- Written instruction
In the data, extract each line that holds the string "ylabel".

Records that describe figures

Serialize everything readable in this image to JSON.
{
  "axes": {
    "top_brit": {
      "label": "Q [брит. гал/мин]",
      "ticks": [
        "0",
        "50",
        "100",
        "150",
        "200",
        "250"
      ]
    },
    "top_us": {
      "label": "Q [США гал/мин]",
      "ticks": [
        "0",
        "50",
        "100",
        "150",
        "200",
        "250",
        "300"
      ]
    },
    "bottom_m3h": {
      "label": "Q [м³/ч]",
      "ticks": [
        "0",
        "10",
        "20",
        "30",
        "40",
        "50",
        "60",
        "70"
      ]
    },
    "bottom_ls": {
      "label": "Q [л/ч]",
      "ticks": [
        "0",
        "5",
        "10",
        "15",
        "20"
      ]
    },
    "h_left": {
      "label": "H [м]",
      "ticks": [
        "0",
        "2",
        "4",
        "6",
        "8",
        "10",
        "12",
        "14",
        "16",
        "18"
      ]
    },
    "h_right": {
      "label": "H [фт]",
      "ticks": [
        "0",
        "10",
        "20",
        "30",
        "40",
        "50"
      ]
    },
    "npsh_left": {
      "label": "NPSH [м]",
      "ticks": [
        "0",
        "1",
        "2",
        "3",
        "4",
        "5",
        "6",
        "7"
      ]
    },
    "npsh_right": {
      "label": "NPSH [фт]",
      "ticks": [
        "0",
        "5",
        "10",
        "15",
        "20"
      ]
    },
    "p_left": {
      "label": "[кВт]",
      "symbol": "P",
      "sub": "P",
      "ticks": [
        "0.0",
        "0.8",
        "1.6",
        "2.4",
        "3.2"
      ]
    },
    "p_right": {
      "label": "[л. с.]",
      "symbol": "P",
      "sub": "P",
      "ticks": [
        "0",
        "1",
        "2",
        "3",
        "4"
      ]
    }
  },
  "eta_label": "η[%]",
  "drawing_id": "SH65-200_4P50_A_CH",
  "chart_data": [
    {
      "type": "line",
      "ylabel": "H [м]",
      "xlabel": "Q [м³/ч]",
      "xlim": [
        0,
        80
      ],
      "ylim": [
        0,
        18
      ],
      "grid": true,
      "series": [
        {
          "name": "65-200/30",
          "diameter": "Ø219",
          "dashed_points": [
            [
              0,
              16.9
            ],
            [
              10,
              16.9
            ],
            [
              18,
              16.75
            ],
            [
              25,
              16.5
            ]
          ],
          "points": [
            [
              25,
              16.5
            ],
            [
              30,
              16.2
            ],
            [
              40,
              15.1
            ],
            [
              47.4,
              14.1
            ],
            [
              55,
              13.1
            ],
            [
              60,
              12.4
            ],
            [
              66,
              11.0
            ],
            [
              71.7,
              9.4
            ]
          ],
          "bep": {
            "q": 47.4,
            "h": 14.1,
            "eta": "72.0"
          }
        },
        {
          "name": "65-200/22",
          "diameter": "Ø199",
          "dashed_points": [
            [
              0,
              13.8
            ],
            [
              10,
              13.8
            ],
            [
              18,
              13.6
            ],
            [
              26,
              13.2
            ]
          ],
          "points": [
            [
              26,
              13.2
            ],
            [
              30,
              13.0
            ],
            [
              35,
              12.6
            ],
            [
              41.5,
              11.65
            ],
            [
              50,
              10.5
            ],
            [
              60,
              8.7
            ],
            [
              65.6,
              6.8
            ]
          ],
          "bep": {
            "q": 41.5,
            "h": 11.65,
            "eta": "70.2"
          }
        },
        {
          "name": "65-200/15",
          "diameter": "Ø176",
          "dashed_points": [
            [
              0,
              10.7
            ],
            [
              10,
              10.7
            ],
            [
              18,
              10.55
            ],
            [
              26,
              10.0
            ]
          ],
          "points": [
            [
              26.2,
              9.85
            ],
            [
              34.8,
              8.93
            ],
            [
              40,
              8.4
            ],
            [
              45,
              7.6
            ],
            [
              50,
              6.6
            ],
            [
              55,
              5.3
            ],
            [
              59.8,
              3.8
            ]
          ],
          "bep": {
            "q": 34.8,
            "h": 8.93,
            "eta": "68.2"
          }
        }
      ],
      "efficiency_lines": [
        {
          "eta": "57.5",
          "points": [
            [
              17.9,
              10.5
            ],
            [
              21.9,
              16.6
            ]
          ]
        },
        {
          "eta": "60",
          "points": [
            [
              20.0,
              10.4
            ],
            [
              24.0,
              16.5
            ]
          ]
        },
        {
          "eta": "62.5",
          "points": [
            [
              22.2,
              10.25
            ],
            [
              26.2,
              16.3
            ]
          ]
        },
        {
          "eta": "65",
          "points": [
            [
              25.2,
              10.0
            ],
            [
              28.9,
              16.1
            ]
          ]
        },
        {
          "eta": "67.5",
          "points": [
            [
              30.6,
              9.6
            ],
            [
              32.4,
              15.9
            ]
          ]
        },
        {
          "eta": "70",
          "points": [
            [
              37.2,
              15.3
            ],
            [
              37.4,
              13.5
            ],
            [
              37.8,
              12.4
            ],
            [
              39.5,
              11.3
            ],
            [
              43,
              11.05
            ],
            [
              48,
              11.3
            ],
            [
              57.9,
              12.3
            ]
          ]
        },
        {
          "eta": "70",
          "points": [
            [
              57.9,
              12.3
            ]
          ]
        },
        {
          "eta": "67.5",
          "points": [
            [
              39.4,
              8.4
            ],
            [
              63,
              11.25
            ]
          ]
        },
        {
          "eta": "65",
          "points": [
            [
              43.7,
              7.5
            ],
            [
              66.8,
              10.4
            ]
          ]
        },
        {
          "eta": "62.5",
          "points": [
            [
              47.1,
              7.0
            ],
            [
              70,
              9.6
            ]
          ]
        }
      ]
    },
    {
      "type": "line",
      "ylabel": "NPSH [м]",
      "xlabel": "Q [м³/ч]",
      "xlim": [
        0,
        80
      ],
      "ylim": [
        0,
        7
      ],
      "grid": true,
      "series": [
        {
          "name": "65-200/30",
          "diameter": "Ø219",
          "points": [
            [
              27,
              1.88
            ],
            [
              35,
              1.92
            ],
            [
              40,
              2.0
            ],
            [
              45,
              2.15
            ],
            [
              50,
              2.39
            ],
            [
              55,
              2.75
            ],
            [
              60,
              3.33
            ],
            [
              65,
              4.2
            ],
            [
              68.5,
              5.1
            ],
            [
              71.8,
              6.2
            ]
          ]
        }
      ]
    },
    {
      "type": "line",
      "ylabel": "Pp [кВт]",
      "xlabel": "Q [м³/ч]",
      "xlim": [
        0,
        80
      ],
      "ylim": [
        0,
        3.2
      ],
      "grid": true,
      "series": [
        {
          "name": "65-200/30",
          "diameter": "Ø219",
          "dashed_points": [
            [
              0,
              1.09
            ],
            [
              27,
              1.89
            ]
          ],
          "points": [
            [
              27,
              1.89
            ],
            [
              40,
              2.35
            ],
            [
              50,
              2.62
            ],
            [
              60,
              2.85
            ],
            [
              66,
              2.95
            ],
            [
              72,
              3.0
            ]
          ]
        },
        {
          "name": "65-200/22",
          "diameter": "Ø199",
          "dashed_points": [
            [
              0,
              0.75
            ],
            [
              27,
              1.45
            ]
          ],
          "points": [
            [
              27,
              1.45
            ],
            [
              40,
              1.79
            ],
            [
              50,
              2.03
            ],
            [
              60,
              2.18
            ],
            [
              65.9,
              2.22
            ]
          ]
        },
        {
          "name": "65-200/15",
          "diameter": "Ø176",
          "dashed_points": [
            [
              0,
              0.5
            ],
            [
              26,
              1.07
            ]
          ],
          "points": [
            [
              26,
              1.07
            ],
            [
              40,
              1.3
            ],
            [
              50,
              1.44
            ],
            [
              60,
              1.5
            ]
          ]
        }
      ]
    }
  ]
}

- Result of the task
      "ylabel": "H [м]",
      "ylabel": "NPSH [м]",
      "ylabel": "Pp [кВт]",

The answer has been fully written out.